- [STATED GOAL]: Where a line holds the word "福建好人", copy that line.

- [DATA PROVIDED]:
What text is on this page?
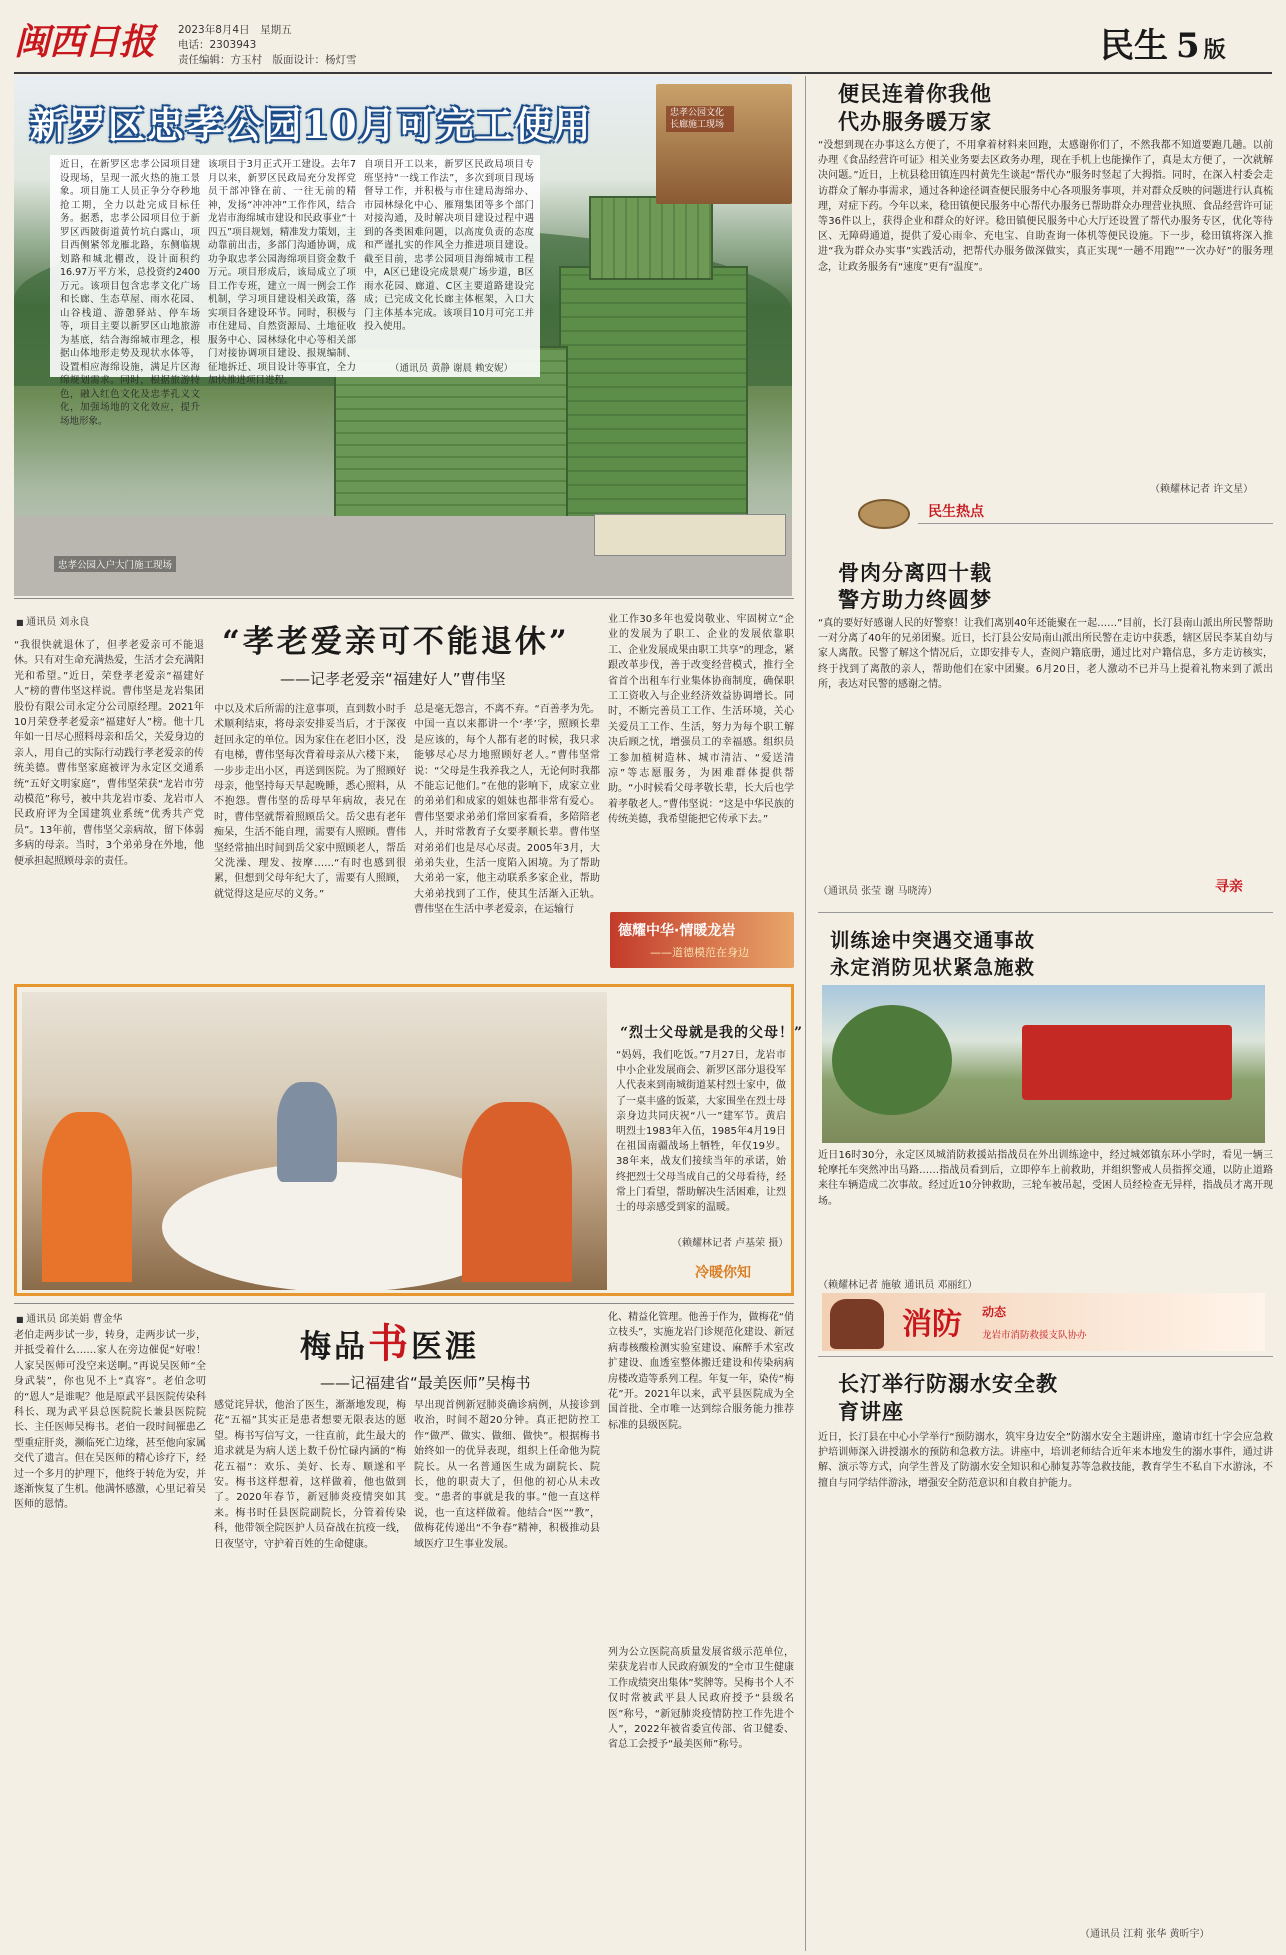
闽西日报 2023年8月4日　星期五
电话：2303943
责任编辑：方玉村　版面设计：杨灯雪	民生 5 版
忠孝公园文化长廊施工现场
忠孝公园入户大门施工现场
新罗区忠孝公园10月可完工使用
近日，在新罗区忠孝公园项目建设现场，呈现一派火热的施工景象。项目施工人员正争分夺秒地抢工期，全力以赴完成目标任务。据悉，忠孝公园项目位于新罗区西陂街道黄竹坑白露山，项目西侧紧邻龙雁北路，东侧临规划路和城北棚改，设计面积约16.97万平方米，总投资约2400万元。该项目包含忠孝文化广场和长廊、生态草屋、雨水花园、山谷栈道、游憩驿站、停车场等，项目主要以新罗区山地旅游为基底，结合海绵城市理念，根据山体地形走势及现状水体等，设置相应海绵设施，满足片区海绵规划需求。同时，根据旅游特色，融入红色文化及忠孝孔义文化，加强场地的文化效应，提升场地形象。
该项目于3月正式开工建设。去年7月以来，新罗区民政局充分发挥党员干部冲锋在前、一往无前的精神，发扬“冲冲冲”工作作风，结合龙岩市海绵城市建设和民政事业“十四五”项目规划，精准发力策划，主动靠前出击，多部门沟通协调，成功争取忠孝公园海绵项目资金数千万元。项目形成后，该局成立了项目工作专班，建立一周一例会工作机制，学习项目建设相关政策，落实项目各建设环节。同时，积极与市住建局、自然资源局、土地征收服务中心、园林绿化中心等相关部门对接协调项目建设、报规编制、征地拆迁、项目设计等事宜，全力加快推进项目进程。
自项目开工以来，新罗区民政局项目专班坚持“一线工作法”，多次到项目现场督导工作，并积极与市住建局海绵办、市园林绿化中心、雁翔集团等多个部门对接沟通，及时解决项目建设过程中遇到的各类困难问题，以高度负责的态度和严谨扎实的作风全力推进项目建设。截至目前，忠孝公园项目海绵城市工程中，A区已建设完成景观广场步道，B区雨水花园、廊道、C区主要道路建设完成；已完成文化长廊主体框架，入口大门主体基本完成。该项目10月可完工并投入使用。
（通讯员 黄静 谢晨 赖安妮）
便民连着你我他
代办服务暖万家
“没想到现在办事这么方便了，不用拿着材料来回跑，太感谢你们了，不然我都不知道要跑几趟。以前办理《食品经营许可证》相关业务要去区政务办理，现在手机上也能操作了，真是太方便了，一次就解决问题。”近日，上杭县稔田镇连四村黄先生谈起“帮代办”服务时竖起了大拇指。同时，在深入村委会走访群众了解办事需求，通过各种途径调查便民服务中心各项服务事项，并对群众反映的问题进行认真梳理，对症下药。今年以来，稔田镇便民服务中心帮代办服务已帮助群众办理营业执照、食品经营许可证等36件以上，获得企业和群众的好评。稔田镇便民服务中心大厅还设置了帮代办服务专区，优化等待区、无障碍通道，提供了爱心雨伞、充电宝、自助查询一体机等便民设施。下一步，稔田镇将深入推进“我为群众办实事”实践活动，把帮代办服务做深做实，真正实现“一趟不用跑”“一次办好”的服务理念，让政务服务有“速度”更有“温度”。
（赖耀林记者 许文星）
民生热点
骨肉分离四十载
警方助力终圆梦
“真的要好好感谢人民的好警察！让我们离别40年还能聚在一起……”目前，长汀县南山派出所民警帮助一对分离了40年的兄弟团聚。近日，长汀县公安局南山派出所民警在走访中获悉，辖区居民李某自幼与家人离散。民警了解这个情况后，立即安排专人，查阅户籍底册，通过比对户籍信息，多方走访核实，终于找到了离散的亲人，帮助他们在家中团聚。6月20日，老人激动不已并马上提着礼物来到了派出所，表达对民警的感谢之情。
（通讯员 张莹 谢 马晓涛）	寻亲
训练途中突遇交通事故
永定消防见状紧急施救
近日16时30分，永定区凤城消防救援站指战员在外出训练途中，经过城郊镇东环小学时，看见一辆三轮摩托车突然冲出马路……指战员看到后，立即停车上前救助，并组织警戒人员指挥交通，以防止道路来往车辆造成二次事故。经过近10分钟救助，三轮车被吊起，受困人员经检查无异样，指战员才离开现场。
（赖耀林记者 施敏 通讯员 邓丽红）
消防 动态
龙岩市消防救援支队协办
长汀举行防溺水安全教育讲座
近日，长汀县在中心小学举行“预防溺水，筑牢身边安全”防溺水安全主题讲座，邀请市红十字会应急救护培训师深入讲授溺水的预防和急救方法。讲座中，培训老师结合近年来本地发生的溺水事件，通过讲解、演示等方式，向学生普及了防溺水安全知识和心肺复苏等急救技能，教育学生不私自下水游泳，不擅自与同学结伴游泳，增强安全防范意识和自救自护能力。
（通讯员 江莉 张华 黄昕宇）
■ 通讯员 刘永良
“孝老爱亲可不能退休”
——记孝老爱亲“福建好人”曹伟坚
“我很快就退休了，但孝老爱亲可不能退休。只有对生命充满热爱，生活才会充满阳光和希望。”近日，荣登孝老爱亲“福建好人”榜的曹伟坚这样说。曹伟坚是龙岩集团股份有限公司永定分公司原经理。2021年10月荣登孝老爱亲“福建好人”榜。他十几年如一日尽心照料母亲和岳父，关爱身边的亲人，用自己的实际行动践行孝老爱亲的传统美德。曹伟坚家庭被评为永定区交通系统“五好文明家庭”，曹伟坚荣获“龙岩市劳动模范”称号，被中共龙岩市委、龙岩市人民政府评为全国建筑业系统“优秀共产党员”。13年前，曹伟坚父亲病故，留下体弱多病的母亲。当时，3个弟弟身在外地，他便承担起照顾母亲的责任。
中以及术后所需的注意事项，直到数小时手术顺利结束，将母亲安排妥当后，才于深夜赶回永定的单位。因为家住在老旧小区，没有电梯，曹伟坚每次背着母亲从六楼下来，一步步走出小区，再送到医院。为了照顾好母亲，他坚持每天早起晚睡，悉心照料，从不抱怨。曹伟坚的岳母早年病故，表兄在时，曹伟坚就帮着照顾岳父。岳父患有老年痴呆，生活不能自理，需要有人照顾。曹伟坚经常抽出时间到岳父家中照顾老人，帮岳父洗澡、理发、按摩……“有时也感到很累，但想到父母年纪大了，需要有人照顾，就觉得这是应尽的义务。”
总是毫无怨言，不离不弃。“百善孝为先。中国一直以来都讲一个‘孝’字，照顾长辈是应该的，每个人都有老的时候，我只求能够尽心尽力地照顾好老人。”曹伟坚常说：“父母是生我养我之人，无论何时我都不能忘记他们。”在他的影响下，成家立业的弟弟们和成家的姐妹也都非常有爱心。曹伟坚要求弟弟们常回家看看，多陪陪老人，并时常教育子女要孝顺长辈。曹伟坚对弟弟们也是尽心尽责。2005年3月，大弟弟失业，生活一度陷入困境。为了帮助大弟弟一家，他主动联系多家企业，帮助大弟弟找到了工作，使其生活渐入正轨。曹伟坚在生活中孝老爱亲，在运输行
业工作30多年也爱岗敬业、牢固树立“企业的发展为了职工、企业的发展依靠职工、企业发展成果由职工共享”的理念，紧跟改革步伐，善于改变经营模式，推行全省首个出租车行业集体协商制度，确保职工工资收入与企业经济效益协调增长。同时，不断完善员工工作、生活环境，关心关爱员工工作、生活，努力为每个职工解决后顾之忧，增强员工的幸福感。组织员工参加植树造林、城市清洁、“爱送清凉”等志愿服务，为困难群体提供帮助。“小时候看父母孝敬长辈，长大后也学着孝敬老人。”曹伟坚说：“这是中华民族的传统美德，我希望能把它传承下去。”
德耀中华·情暖龙岩
——道德模范在身边
“烈士父母就是我的父母！”
“妈妈，我们吃饭。”7月27日，龙岩市中小企业发展商会、新罗区部分退役军人代表来到南城街道某村烈士家中，做了一桌丰盛的饭菜，大家围坐在烈士母亲身边共同庆祝“八一”建军节。黄启明烈士1983年入伍，1985年4月19日在祖国南疆战场上牺牲，年仅19岁。38年来，战友们接续当年的承诺，始终把烈士父母当成自己的父母看待，经常上门看望，帮助解决生活困难，让烈士的母亲感受到家的温暖。
（赖耀林记者 卢基荣 摄）
冷暖你知
■ 通讯员 邱美娟 曹金华
梅品书医涯
——记福建省“最美医师”吴梅书
老伯走两步试一步，转身，走两步试一步，并抵受着什么……家人在旁边催促“好啦！人家吴医师可没空来送啊。”再说吴医师“全身武装”，你也见不上“真容”。老伯念叨的“恩人”是谁呢？他是原武平县医院传染科科长、现为武平县总医院院长兼县医院院长、主任医师吴梅书。老伯一段时间罹患乙型重症肝炎，濒临死亡边缘，甚至他向家属交代了遗言。但在吴医师的精心诊疗下，经过一个多月的护理下，他终于转危为安，并逐渐恢复了生机。他满怀感激，心里记着吴医师的恩情。
感觉诧异状，他治了医生，渐渐地发现，梅花“五福”其实正是患者想要无限表达的愿望。梅书写信写文，一往直前，此生最大的追求就是为病人送上数千份忙碌内涵的“梅花五福”：欢乐、美好、长寿、顺遂和平安。梅书这样想着，这样做着，他也做到了。2020年春节，新冠肺炎疫情突如其来。梅书时任县医院副院长，分管着传染科，他带领全院医护人员奋战在抗疫一线，日夜坚守，守护着百姓的生命健康。
早出现首例新冠肺炎确诊病例，从接诊到收治，时间不超20分钟。真正把防控工作“做严、做实、做细、做快”。根据梅书始终如一的优异表现，组织上任命他为院院长。从一名普通医生成为副院长、院长，他的职责大了，但他的初心从未改变。“患者的事就是我的事。”他一直这样说，也一直这样做着。他结合“医”“教”，做梅花传递出“不争春”精神，积极推动县域医疗卫生事业发展。
化、精益化管理。他善于作为，做梅花“俏立枝头”，实施龙岩门诊规范化建设、新冠病毒核酸检测实验室建设、麻醉手术室改扩建设、血透室整体搬迁建设和传染病病房楼改造等系列工程。年复一年，染传“梅花”开。2021年以来，武平县医院成为全国首批、全市唯一达到综合服务能力推荐标准的县级医院。
列为公立医院高质量发展省级示范单位，荣获龙岩市人民政府颁发的“全市卫生健康工作成绩突出集体”奖牌等。吴梅书个人不仅时常被武平县人民政府授予“县级名医”称号，“新冠肺炎疫情防控工作先进个人”，2022年被省委宣传部、省卫健委、省总工会授予“最美医师”称号。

- [OUTPUT]:
——记孝老爱亲“福建好人”曹伟坚
“我很快就退休了，但孝老爱亲可不能退休。只有对生命充满热爱，生活才会充满阳光和希望。”近日，荣登孝老爱亲“福建好人”榜的曹伟坚这样说。曹伟坚是龙岩集团股份有限公司永定分公司原经理。2021年10月荣登孝老爱亲“福建好人”榜。他十几年如一日尽心照料母亲和岳父，关爱身边的亲人，用自己的实际行动践行孝老爱亲的传统美德。曹伟坚家庭被评为永定区交通系统“五好文明家庭”，曹伟坚荣获“龙岩市劳动模范”称号，被中共龙岩市委、龙岩市人民政府评为全国建筑业系统“优秀共产党员”。13年前，曹伟坚父亲病故，留下体弱多病的母亲。当时，3个弟弟身在外地，他便承担起照顾母亲的责任。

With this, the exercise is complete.